▶ Directive: Transcribe all of the material exactly. Any picture in it should be left out.

** start Extracted entries **

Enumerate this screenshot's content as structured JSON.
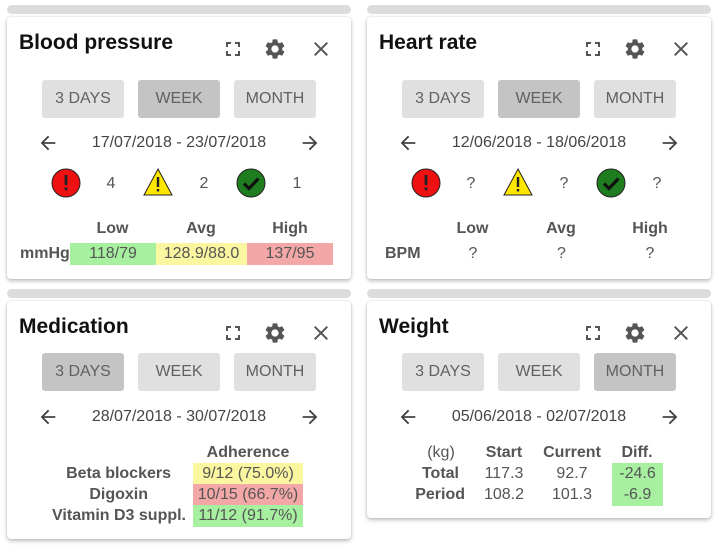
{
  "cards": {
    "bp": {
      "title": "Blood pressure",
      "ranges": [
        "3 DAYS",
        "WEEK",
        "MONTH"
      ],
      "date_range": "17/07/2018 - 23/07/2018",
      "status": {
        "red": "4",
        "yellow": "2",
        "green": "1"
      },
      "table": {
        "headers": [
          "Low",
          "Avg",
          "High"
        ],
        "unit": "mmHg",
        "values": [
          "118/79",
          "128.9/88.0",
          "137/95"
        ]
      }
    },
    "hr": {
      "title": "Heart rate",
      "ranges": [
        "3 DAYS",
        "WEEK",
        "MONTH"
      ],
      "date_range": "12/06/2018 - 18/06/2018",
      "status": {
        "red": "?",
        "yellow": "?",
        "green": "?"
      },
      "table": {
        "headers": [
          "Low",
          "Avg",
          "High"
        ],
        "unit": "BPM",
        "values": [
          "?",
          "?",
          "?"
        ]
      }
    },
    "med": {
      "title": "Medication",
      "ranges": [
        "3 DAYS",
        "WEEK",
        "MONTH"
      ],
      "date_range": "28/07/2018 - 30/07/2018",
      "table": {
        "header": "Adherence",
        "rows": [
          {
            "label": "Beta blockers",
            "value": "9/12 (75.0%)"
          },
          {
            "label": "Digoxin",
            "value": "10/15 (66.7%)"
          },
          {
            "label": "Vitamin D3 suppl.",
            "value": "11/12 (91.7%)"
          }
        ]
      }
    },
    "wt": {
      "title": "Weight",
      "ranges": [
        "3 DAYS",
        "WEEK",
        "MONTH"
      ],
      "date_range": "05/06/2018 - 02/07/2018",
      "table": {
        "unit": "(kg)",
        "headers": [
          "Start",
          "Current",
          "Diff."
        ],
        "rows": [
          {
            "label": "Total",
            "start": "117.3",
            "current": "92.7",
            "diff": "-24.6"
          },
          {
            "label": "Period",
            "start": "108.2",
            "current": "101.3",
            "diff": "-6.9"
          }
        ]
      }
    }
  },
  "colors": {
    "good": "#a6f0a0",
    "warn": "#fbf6a0",
    "bad": "#f4a7a7",
    "button": "#e0e0e0",
    "button_active": "#c4c4c4",
    "alert_red": "#ee1111",
    "alert_yellow": "#ffe600",
    "ok_green": "#1e7d1e"
  },
  "icons": [
    "fullscreen-icon",
    "gear-icon",
    "close-icon",
    "arrow-left-icon",
    "arrow-right-icon",
    "alert-circle-icon",
    "warning-triangle-icon",
    "check-circle-icon"
  ]
}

** end Extracted entries **

▶ Full response:
Enumerate this screenshot's content as structured JSON.
{
  "cards": {
    "bp": {
      "title": "Blood pressure",
      "ranges": [
        "3 DAYS",
        "WEEK",
        "MONTH"
      ],
      "date_range": "17/07/2018 - 23/07/2018",
      "status": {
        "red": "4",
        "yellow": "2",
        "green": "1"
      },
      "table": {
        "headers": [
          "Low",
          "Avg",
          "High"
        ],
        "unit": "mmHg",
        "values": [
          "118/79",
          "128.9/88.0",
          "137/95"
        ]
      }
    },
    "hr": {
      "title": "Heart rate",
      "ranges": [
        "3 DAYS",
        "WEEK",
        "MONTH"
      ],
      "date_range": "12/06/2018 - 18/06/2018",
      "status": {
        "red": "?",
        "yellow": "?",
        "green": "?"
      },
      "table": {
        "headers": [
          "Low",
          "Avg",
          "High"
        ],
        "unit": "BPM",
        "values": [
          "?",
          "?",
          "?"
        ]
      }
    },
    "med": {
      "title": "Medication",
      "ranges": [
        "3 DAYS",
        "WEEK",
        "MONTH"
      ],
      "date_range": "28/07/2018 - 30/07/2018",
      "table": {
        "header": "Adherence",
        "rows": [
          {
            "label": "Beta blockers",
            "value": "9/12 (75.0%)"
          },
          {
            "label": "Digoxin",
            "value": "10/15 (66.7%)"
          },
          {
            "label": "Vitamin D3 suppl.",
            "value": "11/12 (91.7%)"
          }
        ]
      }
    },
    "wt": {
      "title": "Weight",
      "ranges": [
        "3 DAYS",
        "WEEK",
        "MONTH"
      ],
      "date_range": "05/06/2018 - 02/07/2018",
      "table": {
        "unit": "(kg)",
        "headers": [
          "Start",
          "Current",
          "Diff."
        ],
        "rows": [
          {
            "label": "Total",
            "start": "117.3",
            "current": "92.7",
            "diff": "-24.6"
          },
          {
            "label": "Period",
            "start": "108.2",
            "current": "101.3",
            "diff": "-6.9"
          }
        ]
      }
    }
  },
  "colors": {
    "good": "#a6f0a0",
    "warn": "#fbf6a0",
    "bad": "#f4a7a7",
    "button": "#e0e0e0",
    "button_active": "#c4c4c4",
    "alert_red": "#ee1111",
    "alert_yellow": "#ffe600",
    "ok_green": "#1e7d1e"
  },
  "icons": [
    "fullscreen-icon",
    "gear-icon",
    "close-icon",
    "arrow-left-icon",
    "arrow-right-icon",
    "alert-circle-icon",
    "warning-triangle-icon",
    "check-circle-icon"
  ]
}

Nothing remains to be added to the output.